Below are some records; work out how many of their lines contain "from" and give the number only.

Extracted records
--- start ---
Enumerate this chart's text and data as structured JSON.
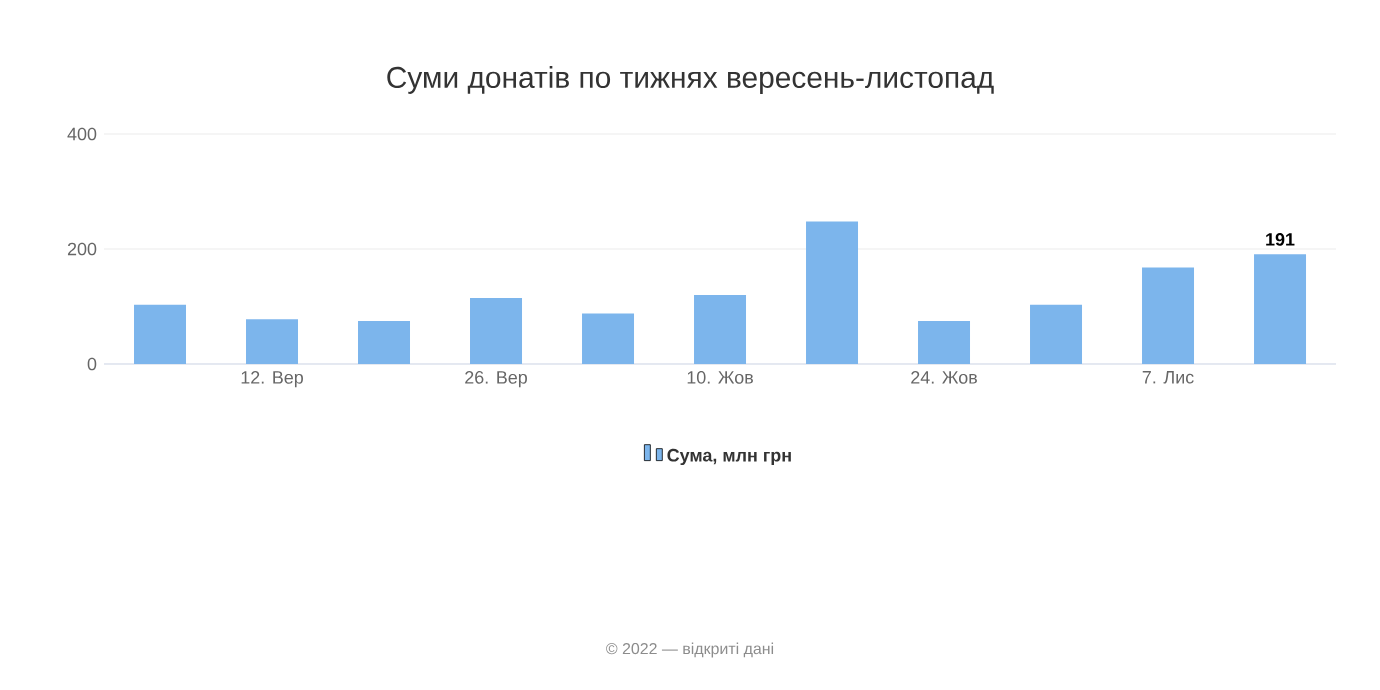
{
  "chart_data": {
    "type": "bar",
    "title": "Суми донатів по тижнях вересень-листопад",
    "categories": [
      null,
      "12. Вер",
      null,
      "26. Вер",
      null,
      "10. Жов",
      null,
      "24. Жов",
      null,
      "7. Лис",
      null
    ],
    "series": [
      {
        "name": "Сума, млн грн",
        "color": "#7cb5ec",
        "values": [
          103,
          78,
          75,
          115,
          88,
          120,
          248,
          75,
          103,
          168,
          191
        ],
        "value_labels": [
          null,
          null,
          null,
          null,
          null,
          null,
          null,
          null,
          null,
          null,
          "191"
        ]
      }
    ],
    "ylim": [
      0,
      400
    ],
    "yticks": [
      0,
      200,
      400
    ],
    "grid": "y",
    "legend": "bottom",
    "annotations": [
      "© 2022 — відкриті дані"
    ]
  }
}
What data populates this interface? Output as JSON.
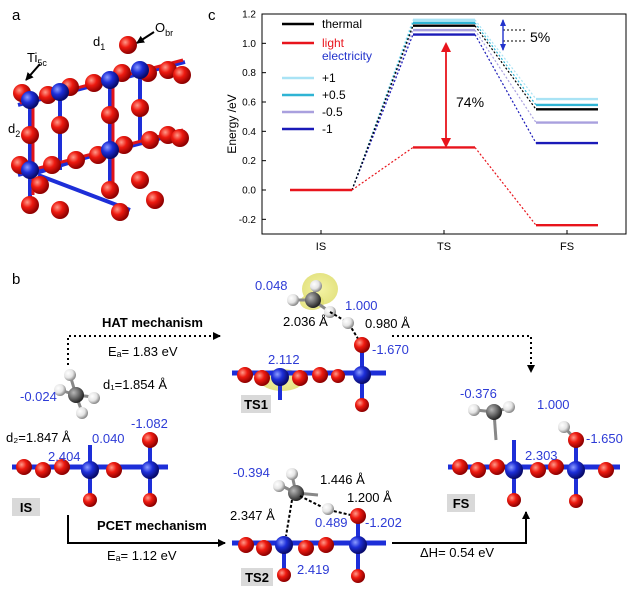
{
  "panels": {
    "a": "a",
    "b": "b",
    "c": "c"
  },
  "panel_a": {
    "label_ti": "Ti",
    "label_ti_sub": "5c",
    "label_o": "O",
    "label_o_sub": "br",
    "label_d1": "d",
    "label_d1_sub": "1",
    "label_d2": "d",
    "label_d2_sub": "2"
  },
  "chart_data": {
    "type": "line",
    "title": "",
    "xlabel": "",
    "ylabel": "Energy /eV",
    "categories": [
      "IS",
      "TS",
      "FS"
    ],
    "ylim": [
      -0.3,
      1.2
    ],
    "yticks": [
      "-0.2",
      "0.0",
      "0.2",
      "0.4",
      "0.6",
      "0.8",
      "1.0",
      "1.2"
    ],
    "ytick_values": [
      -0.2,
      0.0,
      0.2,
      0.4,
      0.6,
      0.8,
      1.0,
      1.2
    ],
    "series": [
      {
        "name": "thermal",
        "color": "#000000",
        "values": [
          0.0,
          1.12,
          0.55
        ]
      },
      {
        "name": "light",
        "color": "#e8141c",
        "values": [
          0.0,
          0.29,
          -0.24
        ]
      },
      {
        "name": "+1",
        "color": "#a9e3f5",
        "values": [
          0.0,
          1.16,
          0.62
        ]
      },
      {
        "name": "+0.5",
        "color": "#2fb4d4",
        "values": [
          0.0,
          1.14,
          0.58
        ]
      },
      {
        "name": "-0.5",
        "color": "#a9a0de",
        "values": [
          0.0,
          1.09,
          0.46
        ]
      },
      {
        "name": "-1",
        "color": "#1a1ab8",
        "values": [
          0.0,
          1.06,
          0.32
        ]
      }
    ],
    "legend_group_label": "electricity",
    "annotations": {
      "pct_light": "74%",
      "pct_electricity": "5%"
    }
  },
  "panel_b": {
    "hat_title": "HAT mechanism",
    "hat_ea": "Eₐ= 1.83 eV",
    "pcet_title": "PCET mechanism",
    "pcet_ea": "Eₐ= 1.12 eV",
    "delta_h": "ΔH= 0.54 eV",
    "box_is": "IS",
    "box_ts1": "TS1",
    "box_ts2": "TS2",
    "box_fs": "FS",
    "is": {
      "c": "-0.024",
      "o": "-1.082",
      "h": "0.040",
      "ti": "2.404",
      "d1": "d₁=1.854 Å",
      "d2": "d₂=1.847 Å"
    },
    "ts1": {
      "h1": "0.048",
      "h2": "1.000",
      "dist1": "2.036 Å",
      "dist2": "0.980 Å",
      "ti": "2.112",
      "o": "-1.670"
    },
    "ts2": {
      "c": "-0.394",
      "d_hc": "1.446 Å",
      "d_ho": "1.200 Å",
      "d_cti": "2.347 Å",
      "h": "0.489",
      "o": "-1.202",
      "ti": "2.419"
    },
    "fs": {
      "c": "-0.376",
      "h": "1.000",
      "ti": "2.303",
      "o": "-1.650"
    }
  }
}
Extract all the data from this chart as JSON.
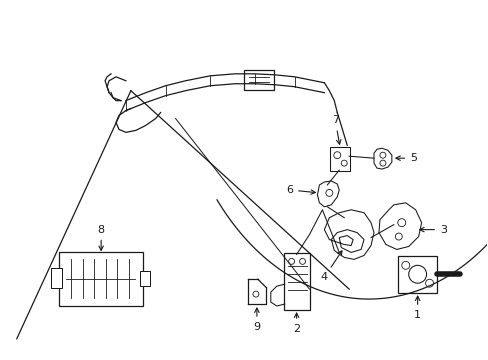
{
  "bg_color": "#ffffff",
  "line_color": "#1a1a1a",
  "figsize": [
    4.89,
    3.6
  ],
  "dpi": 100,
  "lw_main": 0.9,
  "lw_thin": 0.6,
  "label_fs": 8
}
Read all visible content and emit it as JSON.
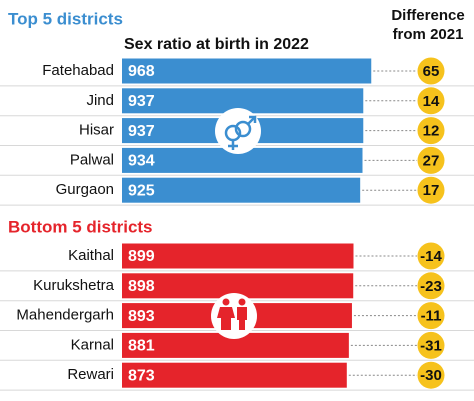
{
  "chart_data": {
    "type": "bar",
    "orientation": "horizontal",
    "title": "Sex ratio at birth in 2022",
    "difference_title": "Difference from 2021",
    "difference_color": "#f6c21c",
    "groups": [
      {
        "name": "Top 5 districts",
        "color": "#3b8ed0",
        "categories": [
          "Fatehabad",
          "Jind",
          "Hisar",
          "Palwal",
          "Gurgaon"
        ],
        "values": [
          968,
          937,
          937,
          934,
          925
        ],
        "differences": [
          65,
          14,
          12,
          27,
          17
        ]
      },
      {
        "name": "Bottom 5 districts",
        "color": "#e5242b",
        "categories": [
          "Kaithal",
          "Kurukshetra",
          "Mahendergarh",
          "Karnal",
          "Rewari"
        ],
        "values": [
          899,
          898,
          893,
          881,
          873
        ],
        "differences": [
          -14,
          -23,
          -11,
          -31,
          -30
        ]
      }
    ]
  }
}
--- end ---
▶ _CORRECT RESULT_
2